◆ **Task requirements**
Write out the records that appear below, verbatim and complete, but without pictures.

◆ **Extracted material**
* * * *

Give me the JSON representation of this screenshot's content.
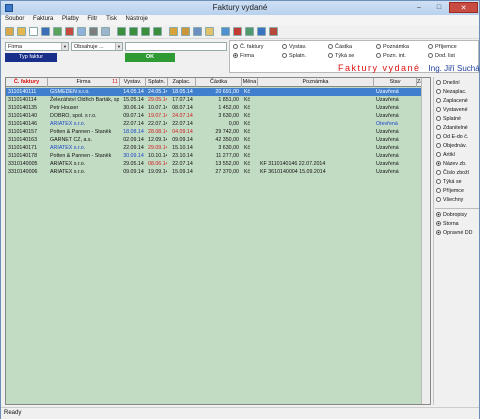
{
  "window": {
    "title": "Faktury vydané",
    "min_glyph": "–",
    "max_glyph": "□",
    "close_glyph": "✕"
  },
  "menu": [
    "Soubor",
    "Faktura",
    "Platby",
    "Filtr",
    "Tisk",
    "Nástroje"
  ],
  "toolbar_icons": [
    {
      "name": "open-icon",
      "color": "#d9a64a"
    },
    {
      "name": "folder-icon",
      "color": "#e3b84f"
    },
    {
      "name": "new-icon",
      "color": "#ffffff"
    },
    {
      "name": "save-icon",
      "color": "#3d6fb8"
    },
    {
      "name": "edit-icon",
      "color": "#5aa35a"
    },
    {
      "name": "delete-icon",
      "color": "#c64a3d"
    },
    {
      "name": "copy-icon",
      "color": "#8fb0d8"
    },
    {
      "name": "print-icon",
      "color": "#7d7d7d"
    },
    {
      "name": "preview-icon",
      "color": "#9db4cf"
    },
    {
      "name": "first-icon",
      "color": "#3b8e3b"
    },
    {
      "name": "prev-icon",
      "color": "#3b8e3b"
    },
    {
      "name": "next-icon",
      "color": "#3b8e3b"
    },
    {
      "name": "last-icon",
      "color": "#3b8e3b"
    },
    {
      "name": "filter-icon",
      "color": "#d4a43b"
    },
    {
      "name": "percent-icon",
      "color": "#c9973a"
    },
    {
      "name": "calc-icon",
      "color": "#6e8fc4"
    },
    {
      "name": "mail-icon",
      "color": "#e1c26a"
    },
    {
      "name": "chart-icon",
      "color": "#4f90d0"
    },
    {
      "name": "pdf-icon",
      "color": "#c33c33"
    },
    {
      "name": "export-icon",
      "color": "#4f9a6c"
    },
    {
      "name": "help-icon",
      "color": "#3a73c2"
    },
    {
      "name": "exit-icon",
      "color": "#b54a3a"
    }
  ],
  "filter": {
    "field": "Firma",
    "operator": "Obsahuje ...",
    "value": "",
    "typ_button": "Typ faktur",
    "ok_button": "OK"
  },
  "sort_options": [
    {
      "label": "Č. faktury",
      "checked": false
    },
    {
      "label": "Firma",
      "checked": true
    },
    {
      "label": "Vystav.",
      "checked": false
    },
    {
      "label": "Splatn.",
      "checked": false
    },
    {
      "label": "Částka",
      "checked": false
    },
    {
      "label": "Týká se",
      "checked": false
    },
    {
      "label": "Poznámka",
      "checked": false
    },
    {
      "label": "Pozn. int.",
      "checked": false
    },
    {
      "label": "Příjemce",
      "checked": false
    },
    {
      "label": "Dod. list",
      "checked": false
    }
  ],
  "banner": {
    "title": "Faktury vydané",
    "author": "Ing. Jiří Suchánek"
  },
  "grid": {
    "columns": [
      "Č. faktury",
      "Firma",
      "Vystav.",
      "Splatn.",
      "Zaplac.",
      "Částka",
      "Měna",
      "Poznámka",
      "Stav",
      "Zam"
    ],
    "sort_marker": "11",
    "rows": [
      {
        "c": [
          "3110140111",
          "GSMEDEN s.r.o.",
          "14.05.14",
          "24.05.14",
          "18.05.14",
          "20 691,00",
          "Kč",
          "",
          "Uzavřená",
          ""
        ],
        "sel": true
      },
      {
        "c": [
          "3110140114",
          "Železářství Oldřich Barták, spol.",
          "15.05.14",
          "29.05.14",
          "17.07.14",
          "1 851,00",
          "Kč",
          "",
          "Uzavřená",
          ""
        ]
      },
      {
        "c": [
          "3110140135",
          "Petr Houser",
          "30.06.14",
          "10.07.14",
          "08.07.14",
          "1 452,00",
          "Kč",
          "",
          "Uzavřená",
          ""
        ]
      },
      {
        "c": [
          "3110140140",
          "DOBRO, spol. s r.o.",
          "09.07.14",
          "19.07.14",
          "24.07.14",
          "3 630,00",
          "Kč",
          "",
          "Uzavřená",
          ""
        ]
      },
      {
        "c": [
          "3110140146",
          "ARIATEX s.r.o.",
          "22.07.14",
          "22.07.14",
          "22.07.14",
          "0,00",
          "Kč",
          "",
          "Otevřená",
          ""
        ]
      },
      {
        "c": [
          "3110140157",
          "Potten & Pannen - Staněk",
          "18.08.14",
          "28.08.14",
          "04.09.14",
          "29 742,00",
          "Kč",
          "",
          "Uzavřená",
          ""
        ]
      },
      {
        "c": [
          "3110140163",
          "GARNET CZ, a.s.",
          "02.09.14",
          "12.09.14",
          "09.09.14",
          "42 350,00",
          "Kč",
          "",
          "Uzavřená",
          ""
        ]
      },
      {
        "c": [
          "3110140171",
          "ARIATEX s.r.o.",
          "22.09.14",
          "29.09.14",
          "15.10.14",
          "3 630,00",
          "Kč",
          "",
          "Uzavřená",
          ""
        ]
      },
      {
        "c": [
          "3110140178",
          "Potten & Pannen - Staněk",
          "30.09.14",
          "10.10.14",
          "23.10.14",
          "11 277,00",
          "Kč",
          "",
          "Uzavřená",
          ""
        ]
      },
      {
        "c": [
          "3310140005",
          "ARIATEX s.r.o.",
          "29.05.14",
          "08.06.14",
          "22.07.14",
          "13 552,00",
          "Kč",
          "KF 3110140146 22.07.2014",
          "Uzavřená",
          ""
        ]
      },
      {
        "c": [
          "3310140006",
          "ARIATEX s.r.o.",
          "09.09.14",
          "19.09.14",
          "15.09.14",
          "27 370,00",
          "Kč",
          "KF 3610140004 15.09.2014",
          "Uzavřená",
          ""
        ]
      }
    ]
  },
  "side_panel": {
    "radios": [
      {
        "label": "Dnešní",
        "checked": false
      },
      {
        "label": "Nezaplac.",
        "checked": false
      },
      {
        "label": "Zaplacené",
        "checked": false
      },
      {
        "label": "Vystavené",
        "checked": false
      },
      {
        "label": "Splatné",
        "checked": false
      },
      {
        "label": "Zdanitelné",
        "checked": false
      },
      {
        "label": "Od E-do č.",
        "checked": false
      },
      {
        "label": "Objednáv.",
        "checked": false
      },
      {
        "label": "Artikl",
        "checked": false
      },
      {
        "label": "Název zb.",
        "checked": true
      },
      {
        "label": "Číslo zboží",
        "checked": false
      },
      {
        "label": "Týká se",
        "checked": false
      },
      {
        "label": "Příjemce",
        "checked": false
      },
      {
        "label": "Všechny",
        "checked": false
      }
    ],
    "checks": [
      {
        "label": "Dobropisy",
        "checked": true
      },
      {
        "label": "Storna",
        "checked": true
      },
      {
        "label": "Opravné DD",
        "checked": true
      }
    ]
  },
  "status": "Ready",
  "colors": {
    "late": "#d01a1a",
    "blue_date": "#1b46c8",
    "open_status": "#1b46c8"
  }
}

* * * *

◆ **Worked solution**
Give me the JSON representation of this screenshot's content.
{
  "window": {
    "title": "Faktury vydané",
    "min_glyph": "–",
    "max_glyph": "□",
    "close_glyph": "✕"
  },
  "menu": [
    "Soubor",
    "Faktura",
    "Platby",
    "Filtr",
    "Tisk",
    "Nástroje"
  ],
  "toolbar_icons": [
    {
      "name": "open-icon",
      "color": "#d9a64a"
    },
    {
      "name": "folder-icon",
      "color": "#e3b84f"
    },
    {
      "name": "new-icon",
      "color": "#ffffff"
    },
    {
      "name": "save-icon",
      "color": "#3d6fb8"
    },
    {
      "name": "edit-icon",
      "color": "#5aa35a"
    },
    {
      "name": "delete-icon",
      "color": "#c64a3d"
    },
    {
      "name": "copy-icon",
      "color": "#8fb0d8"
    },
    {
      "name": "print-icon",
      "color": "#7d7d7d"
    },
    {
      "name": "preview-icon",
      "color": "#9db4cf"
    },
    {
      "name": "first-icon",
      "color": "#3b8e3b"
    },
    {
      "name": "prev-icon",
      "color": "#3b8e3b"
    },
    {
      "name": "next-icon",
      "color": "#3b8e3b"
    },
    {
      "name": "last-icon",
      "color": "#3b8e3b"
    },
    {
      "name": "filter-icon",
      "color": "#d4a43b"
    },
    {
      "name": "percent-icon",
      "color": "#c9973a"
    },
    {
      "name": "calc-icon",
      "color": "#6e8fc4"
    },
    {
      "name": "mail-icon",
      "color": "#e1c26a"
    },
    {
      "name": "chart-icon",
      "color": "#4f90d0"
    },
    {
      "name": "pdf-icon",
      "color": "#c33c33"
    },
    {
      "name": "export-icon",
      "color": "#4f9a6c"
    },
    {
      "name": "help-icon",
      "color": "#3a73c2"
    },
    {
      "name": "exit-icon",
      "color": "#b54a3a"
    }
  ],
  "filter": {
    "field": "Firma",
    "operator": "Obsahuje ...",
    "value": "",
    "typ_button": "Typ faktur",
    "ok_button": "OK"
  },
  "sort_options": [
    {
      "label": "Č. faktury",
      "checked": false
    },
    {
      "label": "Firma",
      "checked": true
    },
    {
      "label": "Vystav.",
      "checked": false
    },
    {
      "label": "Splatn.",
      "checked": false
    },
    {
      "label": "Částka",
      "checked": false
    },
    {
      "label": "Týká se",
      "checked": false
    },
    {
      "label": "Poznámka",
      "checked": false
    },
    {
      "label": "Pozn. int.",
      "checked": false
    },
    {
      "label": "Příjemce",
      "checked": false
    },
    {
      "label": "Dod. list",
      "checked": false
    }
  ],
  "banner": {
    "title": "Faktury vydané",
    "author": "Ing. Jiří Suchánek"
  },
  "grid": {
    "columns": [
      "Č. faktury",
      "Firma",
      "Vystav.",
      "Splatn.",
      "Zaplac.",
      "Částka",
      "Měna",
      "Poznámka",
      "Stav",
      "Zam"
    ],
    "sort_marker": "11",
    "rows": [
      {
        "c": [
          "3110140111",
          "GSMEDEN s.r.o.",
          "14.05.14",
          "24.05.14",
          "18.05.14",
          "20 691,00",
          "Kč",
          "",
          "Uzavřená",
          ""
        ],
        "sel": true
      },
      {
        "c": [
          "3110140114",
          "Železářství Oldřich Barták, spol.",
          "15.05.14",
          "29.05.14",
          "17.07.14",
          "1 851,00",
          "Kč",
          "",
          "Uzavřená",
          ""
        ]
      },
      {
        "c": [
          "3110140135",
          "Petr Houser",
          "30.06.14",
          "10.07.14",
          "08.07.14",
          "1 452,00",
          "Kč",
          "",
          "Uzavřená",
          ""
        ]
      },
      {
        "c": [
          "3110140140",
          "DOBRO, spol. s r.o.",
          "09.07.14",
          "19.07.14",
          "24.07.14",
          "3 630,00",
          "Kč",
          "",
          "Uzavřená",
          ""
        ]
      },
      {
        "c": [
          "3110140146",
          "ARIATEX s.r.o.",
          "22.07.14",
          "22.07.14",
          "22.07.14",
          "0,00",
          "Kč",
          "",
          "Otevřená",
          ""
        ]
      },
      {
        "c": [
          "3110140157",
          "Potten & Pannen - Staněk",
          "18.08.14",
          "28.08.14",
          "04.09.14",
          "29 742,00",
          "Kč",
          "",
          "Uzavřená",
          ""
        ]
      },
      {
        "c": [
          "3110140163",
          "GARNET CZ, a.s.",
          "02.09.14",
          "12.09.14",
          "09.09.14",
          "42 350,00",
          "Kč",
          "",
          "Uzavřená",
          ""
        ]
      },
      {
        "c": [
          "3110140171",
          "ARIATEX s.r.o.",
          "22.09.14",
          "29.09.14",
          "15.10.14",
          "3 630,00",
          "Kč",
          "",
          "Uzavřená",
          ""
        ]
      },
      {
        "c": [
          "3110140178",
          "Potten & Pannen - Staněk",
          "30.09.14",
          "10.10.14",
          "23.10.14",
          "11 277,00",
          "Kč",
          "",
          "Uzavřená",
          ""
        ]
      },
      {
        "c": [
          "3310140005",
          "ARIATEX s.r.o.",
          "29.05.14",
          "08.06.14",
          "22.07.14",
          "13 552,00",
          "Kč",
          "KF 3110140146 22.07.2014",
          "Uzavřená",
          ""
        ]
      },
      {
        "c": [
          "3310140006",
          "ARIATEX s.r.o.",
          "09.09.14",
          "19.09.14",
          "15.09.14",
          "27 370,00",
          "Kč",
          "KF 3610140004 15.09.2014",
          "Uzavřená",
          ""
        ]
      }
    ]
  },
  "side_panel": {
    "radios": [
      {
        "label": "Dnešní",
        "checked": false
      },
      {
        "label": "Nezaplac.",
        "checked": false
      },
      {
        "label": "Zaplacené",
        "checked": false
      },
      {
        "label": "Vystavené",
        "checked": false
      },
      {
        "label": "Splatné",
        "checked": false
      },
      {
        "label": "Zdanitelné",
        "checked": false
      },
      {
        "label": "Od E-do č.",
        "checked": false
      },
      {
        "label": "Objednáv.",
        "checked": false
      },
      {
        "label": "Artikl",
        "checked": false
      },
      {
        "label": "Název zb.",
        "checked": true
      },
      {
        "label": "Číslo zboží",
        "checked": false
      },
      {
        "label": "Týká se",
        "checked": false
      },
      {
        "label": "Příjemce",
        "checked": false
      },
      {
        "label": "Všechny",
        "checked": false
      }
    ],
    "checks": [
      {
        "label": "Dobropisy",
        "checked": true
      },
      {
        "label": "Storna",
        "checked": true
      },
      {
        "label": "Opravné DD",
        "checked": true
      }
    ]
  },
  "status": "Ready",
  "colors": {
    "late": "#d01a1a",
    "blue_date": "#1b46c8",
    "open_status": "#1b46c8"
  }
}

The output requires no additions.